[Entries taken from a collection]
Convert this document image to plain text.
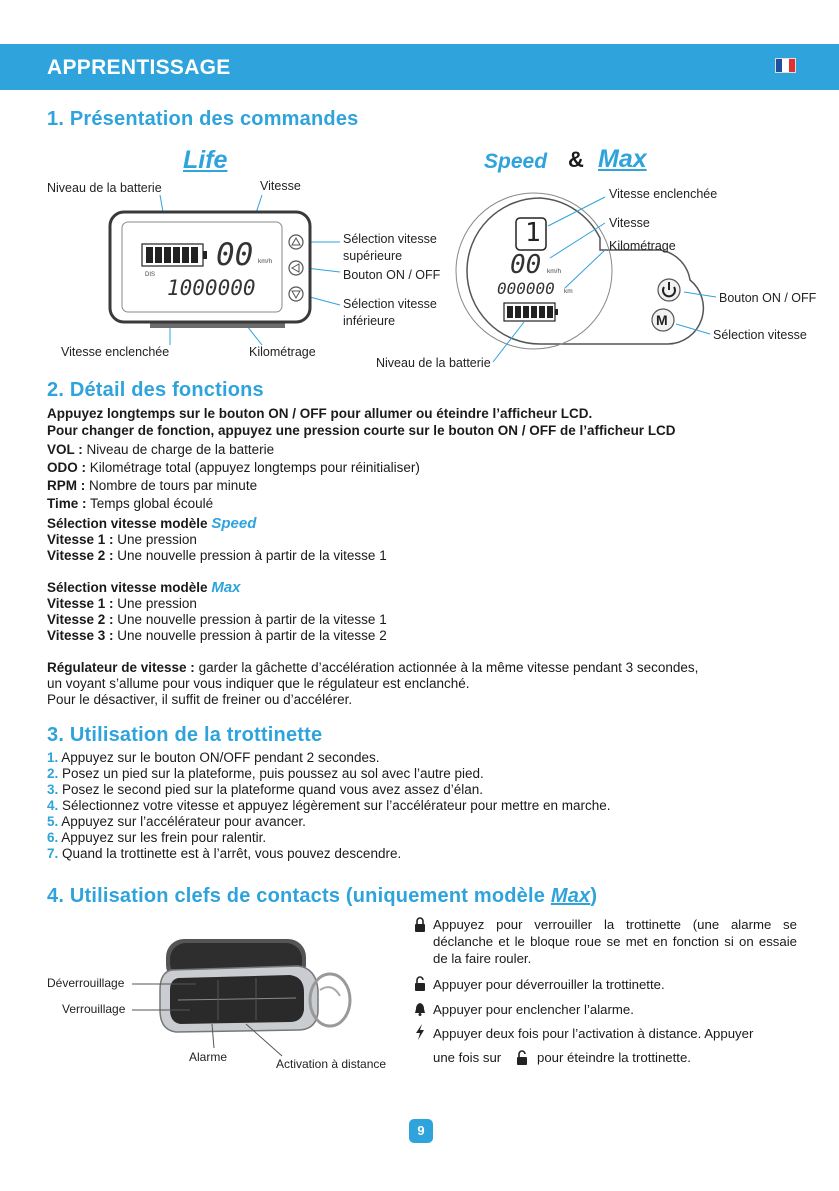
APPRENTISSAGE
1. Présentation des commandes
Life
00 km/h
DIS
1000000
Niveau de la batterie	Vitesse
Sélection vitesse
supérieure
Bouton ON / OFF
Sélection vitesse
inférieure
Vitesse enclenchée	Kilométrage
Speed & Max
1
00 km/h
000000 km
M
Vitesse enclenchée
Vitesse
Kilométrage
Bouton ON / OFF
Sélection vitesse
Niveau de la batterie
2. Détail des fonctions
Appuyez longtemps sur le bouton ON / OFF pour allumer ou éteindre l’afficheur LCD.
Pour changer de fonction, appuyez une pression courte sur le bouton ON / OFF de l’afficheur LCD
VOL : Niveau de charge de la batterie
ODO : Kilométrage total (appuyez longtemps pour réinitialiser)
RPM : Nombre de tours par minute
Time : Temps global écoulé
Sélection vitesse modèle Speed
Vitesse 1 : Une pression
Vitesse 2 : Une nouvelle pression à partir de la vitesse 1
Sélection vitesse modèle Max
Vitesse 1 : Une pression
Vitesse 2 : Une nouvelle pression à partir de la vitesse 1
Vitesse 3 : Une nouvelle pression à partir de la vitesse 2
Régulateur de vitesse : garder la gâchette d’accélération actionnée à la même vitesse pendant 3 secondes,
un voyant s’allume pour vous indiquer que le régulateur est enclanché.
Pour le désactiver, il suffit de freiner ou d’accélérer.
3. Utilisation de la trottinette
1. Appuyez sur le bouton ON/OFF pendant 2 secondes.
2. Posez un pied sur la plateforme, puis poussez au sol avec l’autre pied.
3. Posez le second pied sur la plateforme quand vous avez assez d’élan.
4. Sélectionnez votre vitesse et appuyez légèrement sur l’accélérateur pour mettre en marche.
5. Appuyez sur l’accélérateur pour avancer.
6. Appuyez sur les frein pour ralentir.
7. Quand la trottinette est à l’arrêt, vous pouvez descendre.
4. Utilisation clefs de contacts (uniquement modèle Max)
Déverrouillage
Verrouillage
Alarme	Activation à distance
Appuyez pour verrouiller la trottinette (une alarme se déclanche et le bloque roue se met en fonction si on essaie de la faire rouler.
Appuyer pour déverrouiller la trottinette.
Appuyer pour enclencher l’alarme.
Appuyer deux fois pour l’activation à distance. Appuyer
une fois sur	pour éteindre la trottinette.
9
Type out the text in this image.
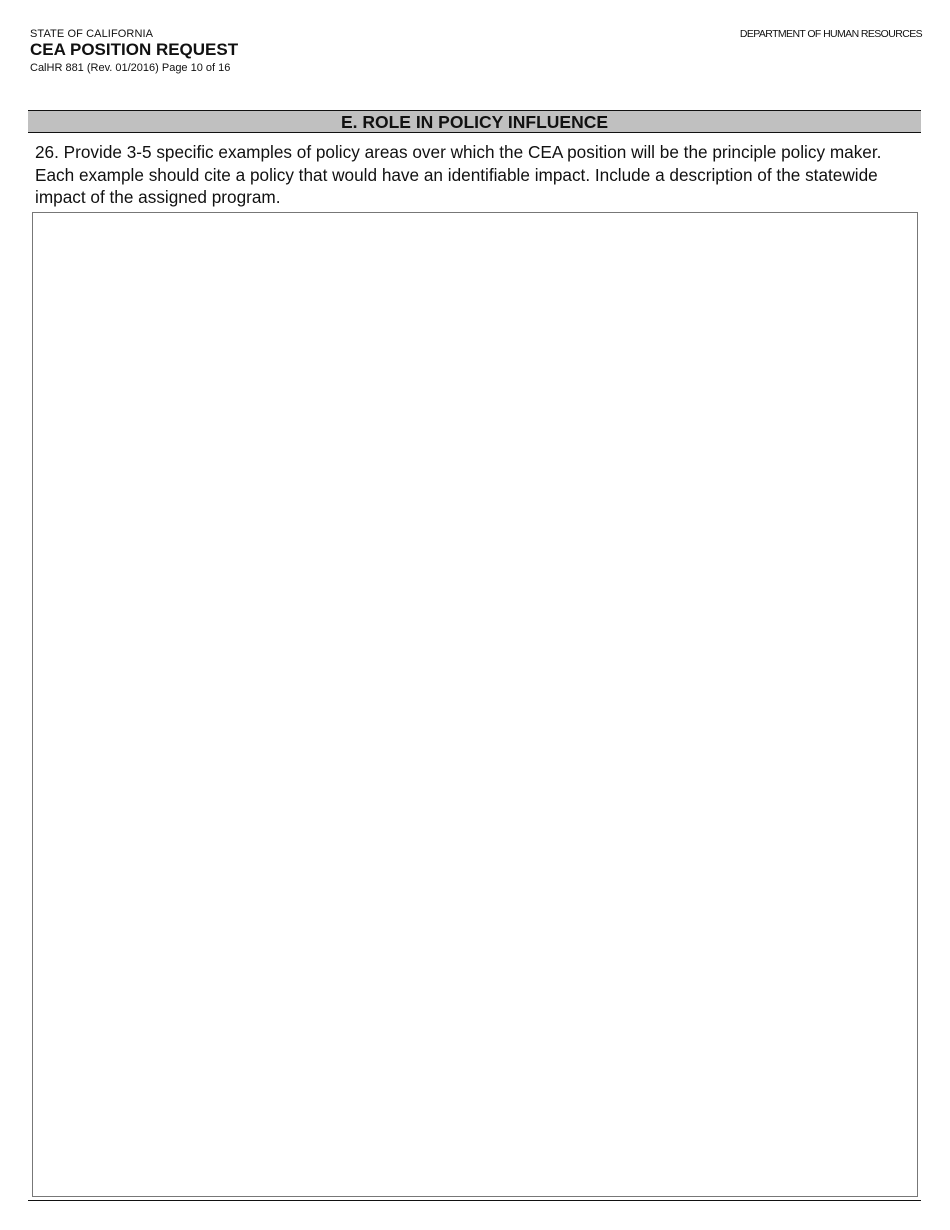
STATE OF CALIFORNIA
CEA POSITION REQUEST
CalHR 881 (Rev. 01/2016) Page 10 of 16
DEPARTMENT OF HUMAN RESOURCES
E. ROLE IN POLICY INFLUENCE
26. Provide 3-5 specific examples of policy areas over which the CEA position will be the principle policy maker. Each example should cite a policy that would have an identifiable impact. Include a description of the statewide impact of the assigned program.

- [WHAT YOU ARE ASKED TO DO] Above are records to transcribe exactly; leave their pictures out.

- [THE SOLUTION]
Convert this document image to plain text.
APPRENTISSAGE
1. Présentation des commandes
Life
00 km/h
DIS
1000000
Niveau de la batterie	Vitesse
Sélection vitesse
supérieure
Bouton ON / OFF
Sélection vitesse
inférieure
Vitesse enclenchée	Kilométrage
Speed & Max
1
00 km/h
000000 km
M
Vitesse enclenchée
Vitesse
Kilométrage
Bouton ON / OFF
Sélection vitesse
Niveau de la batterie
2. Détail des fonctions
Appuyez longtemps sur le bouton ON / OFF pour allumer ou éteindre l’afficheur LCD.
Pour changer de fonction, appuyez une pression courte sur le bouton ON / OFF de l’afficheur LCD
VOL : Niveau de charge de la batterie
ODO : Kilométrage total (appuyez longtemps pour réinitialiser)
RPM : Nombre de tours par minute
Time : Temps global écoulé
Sélection vitesse modèle Speed
Vitesse 1 : Une pression
Vitesse 2 : Une nouvelle pression à partir de la vitesse 1
Sélection vitesse modèle Max
Vitesse 1 : Une pression
Vitesse 2 : Une nouvelle pression à partir de la vitesse 1
Vitesse 3 : Une nouvelle pression à partir de la vitesse 2
Régulateur de vitesse : garder la gâchette d’accélération actionnée à la même vitesse pendant 3 secondes,
un voyant s’allume pour vous indiquer que le régulateur est enclanché.
Pour le désactiver, il suffit de freiner ou d’accélérer.
3. Utilisation de la trottinette
1. Appuyez sur le bouton ON/OFF pendant 2 secondes.
2. Posez un pied sur la plateforme, puis poussez au sol avec l’autre pied.
3. Posez le second pied sur la plateforme quand vous avez assez d’élan.
4. Sélectionnez votre vitesse et appuyez légèrement sur l’accélérateur pour mettre en marche.
5. Appuyez sur l’accélérateur pour avancer.
6. Appuyez sur les frein pour ralentir.
7. Quand la trottinette est à l’arrêt, vous pouvez descendre.
4. Utilisation clefs de contacts (uniquement modèle Max)
Déverrouillage
Verrouillage
Alarme	Activation à distance
Appuyez pour verrouiller la trottinette (une alarme se déclanche et le bloque roue se met en fonction si on essaie de la faire rouler.
Appuyer pour déverrouiller la trottinette.
Appuyer pour enclencher l’alarme.
Appuyer deux fois pour l’activation à distance. Appuyer
une fois sur	pour éteindre la trottinette.
9
Type out the text in this image.
STATE OF CALIFORNIA
CEA POSITION REQUEST
CalHR 881 (Rev. 01/2016) Page 10 of 16
DEPARTMENT OF HUMAN RESOURCES
E. ROLE IN POLICY INFLUENCE
26. Provide 3-5 specific examples of policy areas over which the CEA position will be the principle policy maker. Each example should cite a policy that would have an identifiable impact. Include a description of the statewide impact of the assigned program.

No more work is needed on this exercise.